§ Stated task
Write out each line exactly as given. Leave the pictures out of your copy.

[Data excerpts]
********************
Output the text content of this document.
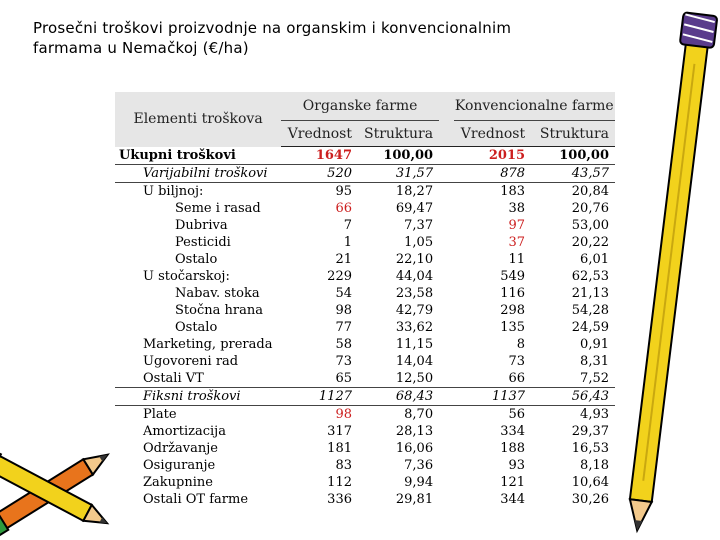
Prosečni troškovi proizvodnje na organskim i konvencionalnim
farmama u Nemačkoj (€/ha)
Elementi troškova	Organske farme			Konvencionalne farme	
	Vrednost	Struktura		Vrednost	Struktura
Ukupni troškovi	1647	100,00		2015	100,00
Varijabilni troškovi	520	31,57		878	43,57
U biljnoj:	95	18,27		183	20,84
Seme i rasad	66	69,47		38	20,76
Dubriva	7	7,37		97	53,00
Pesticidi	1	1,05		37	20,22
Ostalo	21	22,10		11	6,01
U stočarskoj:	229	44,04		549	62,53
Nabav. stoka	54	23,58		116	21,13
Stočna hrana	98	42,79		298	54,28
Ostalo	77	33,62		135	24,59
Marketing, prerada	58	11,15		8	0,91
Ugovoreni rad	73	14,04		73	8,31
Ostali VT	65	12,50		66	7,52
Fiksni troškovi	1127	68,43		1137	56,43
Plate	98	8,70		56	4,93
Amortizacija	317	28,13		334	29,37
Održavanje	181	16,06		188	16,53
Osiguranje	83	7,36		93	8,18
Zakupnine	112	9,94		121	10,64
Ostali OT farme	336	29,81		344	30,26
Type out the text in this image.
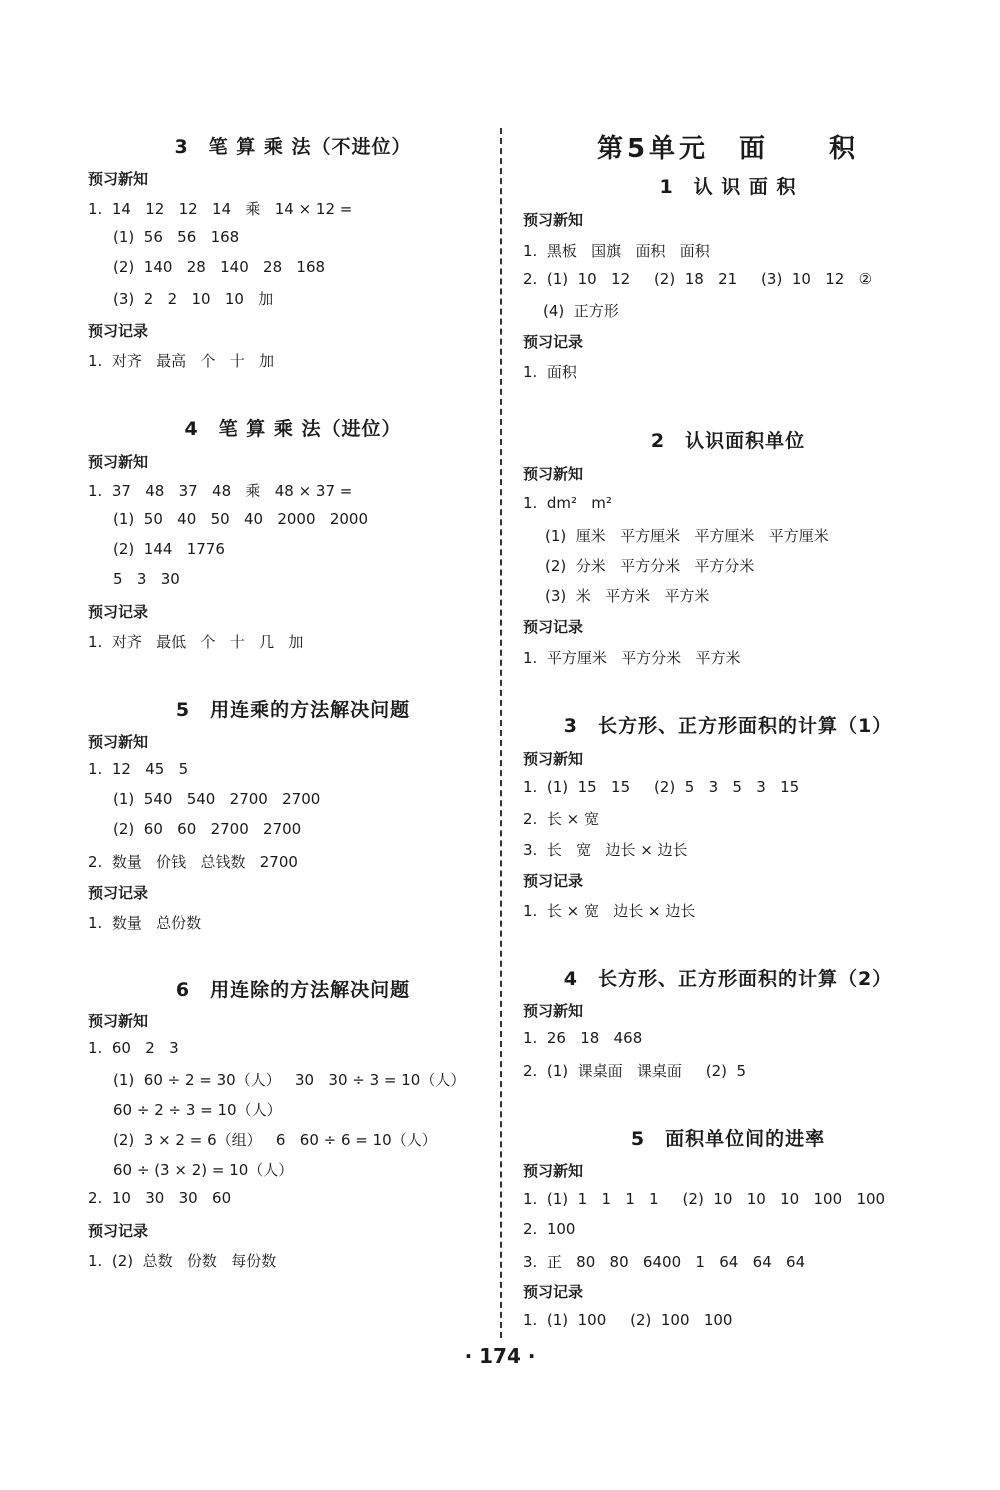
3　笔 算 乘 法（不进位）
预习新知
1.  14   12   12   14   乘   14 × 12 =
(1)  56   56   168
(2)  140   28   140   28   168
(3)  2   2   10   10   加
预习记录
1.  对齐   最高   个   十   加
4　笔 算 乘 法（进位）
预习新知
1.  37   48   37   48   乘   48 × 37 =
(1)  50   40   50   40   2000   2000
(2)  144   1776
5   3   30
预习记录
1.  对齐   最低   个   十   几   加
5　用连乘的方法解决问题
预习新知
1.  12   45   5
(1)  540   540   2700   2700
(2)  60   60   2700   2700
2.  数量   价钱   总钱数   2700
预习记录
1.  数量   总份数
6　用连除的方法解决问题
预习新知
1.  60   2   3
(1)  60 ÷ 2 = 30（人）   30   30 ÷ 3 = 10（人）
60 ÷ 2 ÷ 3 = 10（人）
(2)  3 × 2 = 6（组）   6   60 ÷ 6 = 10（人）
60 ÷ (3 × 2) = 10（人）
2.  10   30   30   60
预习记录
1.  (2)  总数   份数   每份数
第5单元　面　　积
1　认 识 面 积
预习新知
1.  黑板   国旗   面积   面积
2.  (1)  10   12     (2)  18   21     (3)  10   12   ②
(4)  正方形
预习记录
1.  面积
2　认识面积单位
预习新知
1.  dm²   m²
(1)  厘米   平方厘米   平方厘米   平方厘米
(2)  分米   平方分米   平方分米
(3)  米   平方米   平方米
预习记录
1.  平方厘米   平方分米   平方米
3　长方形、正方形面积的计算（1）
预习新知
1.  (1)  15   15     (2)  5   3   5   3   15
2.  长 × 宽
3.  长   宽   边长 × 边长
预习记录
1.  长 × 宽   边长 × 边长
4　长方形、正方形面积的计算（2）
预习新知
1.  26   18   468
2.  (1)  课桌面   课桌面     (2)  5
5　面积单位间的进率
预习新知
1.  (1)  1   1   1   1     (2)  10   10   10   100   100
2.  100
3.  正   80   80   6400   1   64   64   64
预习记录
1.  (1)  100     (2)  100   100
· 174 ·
********************
§ Answer to the problem
Output the text content of this document.
Prosečni troškovi proizvodnje na organskim i konvencionalnim
farmama u Nemačkoj (€/ha)
Elementi troškova	Organske farme			Konvencionalne farme	
	Vrednost	Struktura		Vrednost	Struktura
Ukupni troškovi	1647	100,00		2015	100,00
Varijabilni troškovi	520	31,57		878	43,57
U biljnoj:	95	18,27		183	20,84
Seme i rasad	66	69,47		38	20,76
Dubriva	7	7,37		97	53,00
Pesticidi	1	1,05		37	20,22
Ostalo	21	22,10		11	6,01
U stočarskoj:	229	44,04		549	62,53
Nabav. stoka	54	23,58		116	21,13
Stočna hrana	98	42,79		298	54,28
Ostalo	77	33,62		135	24,59
Marketing, prerada	58	11,15		8	0,91
Ugovoreni rad	73	14,04		73	8,31
Ostali VT	65	12,50		66	7,52
Fiksni troškovi	1127	68,43		1137	56,43
Plate	98	8,70		56	4,93
Amortizacija	317	28,13		334	29,37
Održavanje	181	16,06		188	16,53
Osiguranje	83	7,36		93	8,18
Zakupnine	112	9,94		121	10,64
Ostali OT farme	336	29,81		344	30,26
Type out the text in this image.
3　笔 算 乘 法（不进位）
预习新知
1.  14   12   12   14   乘   14 × 12 =
(1)  56   56   168
(2)  140   28   140   28   168
(3)  2   2   10   10   加
预习记录
1.  对齐   最高   个   十   加
4　笔 算 乘 法（进位）
预习新知
1.  37   48   37   48   乘   48 × 37 =
(1)  50   40   50   40   2000   2000
(2)  144   1776
5   3   30
预习记录
1.  对齐   最低   个   十   几   加
5　用连乘的方法解决问题
预习新知
1.  12   45   5
(1)  540   540   2700   2700
(2)  60   60   2700   2700
2.  数量   价钱   总钱数   2700
预习记录
1.  数量   总份数
6　用连除的方法解决问题
预习新知
1.  60   2   3
(1)  60 ÷ 2 = 30（人）   30   30 ÷ 3 = 10（人）
60 ÷ 2 ÷ 3 = 10（人）
(2)  3 × 2 = 6（组）   6   60 ÷ 6 = 10（人）
60 ÷ (3 × 2) = 10（人）
2.  10   30   30   60
预习记录
1.  (2)  总数   份数   每份数
第5单元　面　　积
1　认 识 面 积
预习新知
1.  黑板   国旗   面积   面积
2.  (1)  10   12     (2)  18   21     (3)  10   12   ②
(4)  正方形
预习记录
1.  面积
2　认识面积单位
预习新知
1.  dm²   m²
(1)  厘米   平方厘米   平方厘米   平方厘米
(2)  分米   平方分米   平方分米
(3)  米   平方米   平方米
预习记录
1.  平方厘米   平方分米   平方米
3　长方形、正方形面积的计算（1）
预习新知
1.  (1)  15   15     (2)  5   3   5   3   15
2.  长 × 宽
3.  长   宽   边长 × 边长
预习记录
1.  长 × 宽   边长 × 边长
4　长方形、正方形面积的计算（2）
预习新知
1.  26   18   468
2.  (1)  课桌面   课桌面     (2)  5
5　面积单位间的进率
预习新知
1.  (1)  1   1   1   1     (2)  10   10   10   100   100
2.  100
3.  正   80   80   6400   1   64   64   64
预习记录
1.  (1)  100     (2)  100   100
· 174 ·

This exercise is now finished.